Work required:
Can you resume the forum discussion about adding an easy mode to raids, writing on from its last sentence?

Supplied text:
And pls, just be honest : you don’t care about raid, you only care about legendary armors. Since you’re not good enough to have it, you want easy mode raid so that even you could have it.
i sincerely hope it will never happen, because raids in their current format are the actual pve fun content. And, if ever easy mode raid happen, i just hope legendary armor wont unlock with that :p
You’re half right, the problem is with me.
The thing is you expect a 1st grader to skip to 6th grade without passing the other grades. Then, instead of going the normal way you request that 6th grade difficulty is nerfed so a 1st grader can follow it.
This is a major issue with the game as a whole. Heart of Thorns introduced a difficulty spike as well, that could’ve been avoided by not removing the “Bridge”, namely LS1. There is absolutely no tutorial to teach players what a breakbar is and how to remove it for example.
I’m not downplaying the need for an “easy mode” nor argue against the need for it. However there are far more important things that need to be done before that. Better tutorial, better in-between content to bridge raids with the open world, better LFG to make grouping easier and so on.

Supplied entries:
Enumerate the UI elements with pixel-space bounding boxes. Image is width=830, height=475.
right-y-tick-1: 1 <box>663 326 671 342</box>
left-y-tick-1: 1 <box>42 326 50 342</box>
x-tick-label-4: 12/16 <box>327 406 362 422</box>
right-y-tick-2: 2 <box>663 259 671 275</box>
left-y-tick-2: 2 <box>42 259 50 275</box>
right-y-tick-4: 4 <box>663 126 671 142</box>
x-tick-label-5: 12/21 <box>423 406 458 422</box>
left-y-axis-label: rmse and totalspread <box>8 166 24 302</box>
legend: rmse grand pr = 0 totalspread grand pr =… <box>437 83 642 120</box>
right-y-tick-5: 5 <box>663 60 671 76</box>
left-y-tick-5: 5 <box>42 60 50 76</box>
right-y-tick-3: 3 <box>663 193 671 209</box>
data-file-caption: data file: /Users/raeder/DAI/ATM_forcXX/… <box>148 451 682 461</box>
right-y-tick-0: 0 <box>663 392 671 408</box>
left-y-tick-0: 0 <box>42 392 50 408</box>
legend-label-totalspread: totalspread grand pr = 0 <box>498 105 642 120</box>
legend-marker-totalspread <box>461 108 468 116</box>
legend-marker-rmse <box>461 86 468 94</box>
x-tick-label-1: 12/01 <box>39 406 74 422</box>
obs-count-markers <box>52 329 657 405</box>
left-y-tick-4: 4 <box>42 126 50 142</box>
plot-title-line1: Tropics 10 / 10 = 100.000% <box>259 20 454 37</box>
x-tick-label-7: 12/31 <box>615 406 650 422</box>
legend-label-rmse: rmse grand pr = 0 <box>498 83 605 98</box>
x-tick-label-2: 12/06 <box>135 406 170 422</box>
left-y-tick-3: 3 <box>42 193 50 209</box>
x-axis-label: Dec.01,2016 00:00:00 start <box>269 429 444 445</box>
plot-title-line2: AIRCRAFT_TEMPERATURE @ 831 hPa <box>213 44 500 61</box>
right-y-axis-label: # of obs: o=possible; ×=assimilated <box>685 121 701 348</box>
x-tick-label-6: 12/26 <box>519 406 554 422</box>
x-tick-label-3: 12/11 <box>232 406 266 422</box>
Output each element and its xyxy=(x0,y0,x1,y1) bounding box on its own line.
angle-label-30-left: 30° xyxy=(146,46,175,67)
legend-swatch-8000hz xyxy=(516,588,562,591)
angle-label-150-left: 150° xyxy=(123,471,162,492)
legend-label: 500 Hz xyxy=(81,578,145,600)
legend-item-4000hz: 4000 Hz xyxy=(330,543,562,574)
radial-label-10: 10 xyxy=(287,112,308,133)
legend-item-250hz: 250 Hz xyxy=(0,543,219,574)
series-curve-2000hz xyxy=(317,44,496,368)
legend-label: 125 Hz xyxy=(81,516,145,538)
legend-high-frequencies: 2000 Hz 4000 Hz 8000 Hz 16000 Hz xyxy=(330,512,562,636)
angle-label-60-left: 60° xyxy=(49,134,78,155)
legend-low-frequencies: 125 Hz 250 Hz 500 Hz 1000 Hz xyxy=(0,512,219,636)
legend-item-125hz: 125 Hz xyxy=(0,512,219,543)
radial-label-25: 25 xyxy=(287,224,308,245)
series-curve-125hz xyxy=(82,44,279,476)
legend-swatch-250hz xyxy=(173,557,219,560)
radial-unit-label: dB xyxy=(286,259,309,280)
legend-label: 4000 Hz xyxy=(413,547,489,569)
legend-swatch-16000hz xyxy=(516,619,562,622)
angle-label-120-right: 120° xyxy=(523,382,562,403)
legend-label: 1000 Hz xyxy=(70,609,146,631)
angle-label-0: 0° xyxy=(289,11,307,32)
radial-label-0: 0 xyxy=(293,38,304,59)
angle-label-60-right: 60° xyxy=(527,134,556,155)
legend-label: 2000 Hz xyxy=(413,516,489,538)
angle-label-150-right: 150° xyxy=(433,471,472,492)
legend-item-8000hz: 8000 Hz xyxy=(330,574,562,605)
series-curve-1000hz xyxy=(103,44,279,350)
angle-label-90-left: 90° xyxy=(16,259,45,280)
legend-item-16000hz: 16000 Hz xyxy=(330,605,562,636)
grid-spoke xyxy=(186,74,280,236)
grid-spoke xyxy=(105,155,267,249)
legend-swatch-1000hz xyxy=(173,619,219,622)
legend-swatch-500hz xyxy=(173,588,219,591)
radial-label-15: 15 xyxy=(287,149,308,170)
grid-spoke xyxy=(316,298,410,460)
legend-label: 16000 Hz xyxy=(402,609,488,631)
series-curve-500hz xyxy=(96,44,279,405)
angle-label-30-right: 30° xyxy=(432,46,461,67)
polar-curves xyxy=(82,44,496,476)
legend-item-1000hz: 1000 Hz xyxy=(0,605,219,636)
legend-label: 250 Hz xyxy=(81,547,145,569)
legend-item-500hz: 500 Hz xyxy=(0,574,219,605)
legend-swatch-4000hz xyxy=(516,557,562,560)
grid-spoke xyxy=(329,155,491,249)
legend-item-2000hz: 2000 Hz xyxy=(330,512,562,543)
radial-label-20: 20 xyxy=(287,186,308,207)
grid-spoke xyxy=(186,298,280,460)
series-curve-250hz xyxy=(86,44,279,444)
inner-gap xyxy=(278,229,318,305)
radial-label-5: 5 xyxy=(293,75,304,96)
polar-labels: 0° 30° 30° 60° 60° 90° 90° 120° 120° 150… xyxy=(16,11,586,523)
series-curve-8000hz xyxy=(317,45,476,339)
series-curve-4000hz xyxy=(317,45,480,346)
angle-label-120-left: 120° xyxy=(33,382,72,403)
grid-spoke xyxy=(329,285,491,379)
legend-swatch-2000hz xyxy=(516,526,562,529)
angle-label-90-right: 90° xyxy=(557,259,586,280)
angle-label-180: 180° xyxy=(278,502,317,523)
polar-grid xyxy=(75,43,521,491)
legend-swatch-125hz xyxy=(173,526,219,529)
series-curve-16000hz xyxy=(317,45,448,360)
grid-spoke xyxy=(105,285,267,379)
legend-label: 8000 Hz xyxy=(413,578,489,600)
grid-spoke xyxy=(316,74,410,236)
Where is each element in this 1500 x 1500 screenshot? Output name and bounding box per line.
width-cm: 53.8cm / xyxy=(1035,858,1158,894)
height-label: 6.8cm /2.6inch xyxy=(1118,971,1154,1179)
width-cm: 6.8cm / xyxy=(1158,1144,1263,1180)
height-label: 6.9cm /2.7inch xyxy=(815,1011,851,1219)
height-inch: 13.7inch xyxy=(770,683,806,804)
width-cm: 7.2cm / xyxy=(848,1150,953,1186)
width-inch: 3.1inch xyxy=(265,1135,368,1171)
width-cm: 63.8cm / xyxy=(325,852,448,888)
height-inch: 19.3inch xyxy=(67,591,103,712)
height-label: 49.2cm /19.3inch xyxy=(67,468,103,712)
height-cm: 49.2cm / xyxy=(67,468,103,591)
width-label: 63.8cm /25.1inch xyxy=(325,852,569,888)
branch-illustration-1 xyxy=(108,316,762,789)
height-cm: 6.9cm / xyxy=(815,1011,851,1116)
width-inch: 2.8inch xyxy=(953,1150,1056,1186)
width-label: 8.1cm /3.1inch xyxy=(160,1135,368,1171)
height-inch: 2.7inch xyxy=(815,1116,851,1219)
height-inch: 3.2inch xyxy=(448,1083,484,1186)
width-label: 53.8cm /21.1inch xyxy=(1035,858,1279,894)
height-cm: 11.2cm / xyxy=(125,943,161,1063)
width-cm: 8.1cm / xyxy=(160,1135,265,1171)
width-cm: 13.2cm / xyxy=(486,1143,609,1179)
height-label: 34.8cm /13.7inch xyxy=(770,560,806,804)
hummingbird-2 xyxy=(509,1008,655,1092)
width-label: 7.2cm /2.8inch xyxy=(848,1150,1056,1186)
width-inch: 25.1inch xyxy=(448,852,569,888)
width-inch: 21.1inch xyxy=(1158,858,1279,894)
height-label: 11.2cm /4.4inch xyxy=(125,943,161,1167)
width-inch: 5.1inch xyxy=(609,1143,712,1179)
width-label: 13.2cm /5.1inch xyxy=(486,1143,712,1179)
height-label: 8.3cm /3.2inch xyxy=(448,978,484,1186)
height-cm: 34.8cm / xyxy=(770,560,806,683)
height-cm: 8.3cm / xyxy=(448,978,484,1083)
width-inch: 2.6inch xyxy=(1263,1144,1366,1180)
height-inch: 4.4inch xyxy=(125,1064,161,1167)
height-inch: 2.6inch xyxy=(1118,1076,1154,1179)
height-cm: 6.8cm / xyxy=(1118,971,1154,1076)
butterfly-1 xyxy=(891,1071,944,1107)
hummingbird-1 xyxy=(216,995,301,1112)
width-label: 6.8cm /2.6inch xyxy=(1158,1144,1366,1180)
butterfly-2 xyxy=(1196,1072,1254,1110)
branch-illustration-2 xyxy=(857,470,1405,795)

Final answer:
They ARE taking steps to address the LFG issue, they DID say during the AMA that they will be revisiting dungeons due to overwhelming community response (who knows what that means) and they ARE looking to fix swamps of the mists. Those are all higher priority to teach players instanced content, teach them how to play with others, teach them builds, anything they need to start Raiding.
If all this is done and there is still an issue with Raid participation (not denying it, there is a good chance for it) then and only then, the Raid itself can be altered, or different difficulty settings (plural) should be added. But there are far more important steps that will help the game as a whole, than adding an easier Raid now.
@Ohoni “Likely take care of easy raids mode in one afternoon”…….. /facepalm . Dude, the larger playerbase you design content for, the longer it is going to take time to create. Why do you think they have been able to release raids so easily? Why do you think they haven’t been able to commit to their schedule on legendary weapons? Why do you think they switch to an expansion model instead of continuing their massive LW updates? It just proved to become unsustainable with their resources. Sorry for going a bit off topic but I really needed to address that.
Why yes, because designing legendaries is indeed equal to making and designing entire instanced content…..
First, the Legendary" team had less to deal with making the weapons and more to do with making the quests attached to them. They pump out a full set of weapons every 2-6 weeks, so if it had just been about making the weapons themselves we’d have had them all already.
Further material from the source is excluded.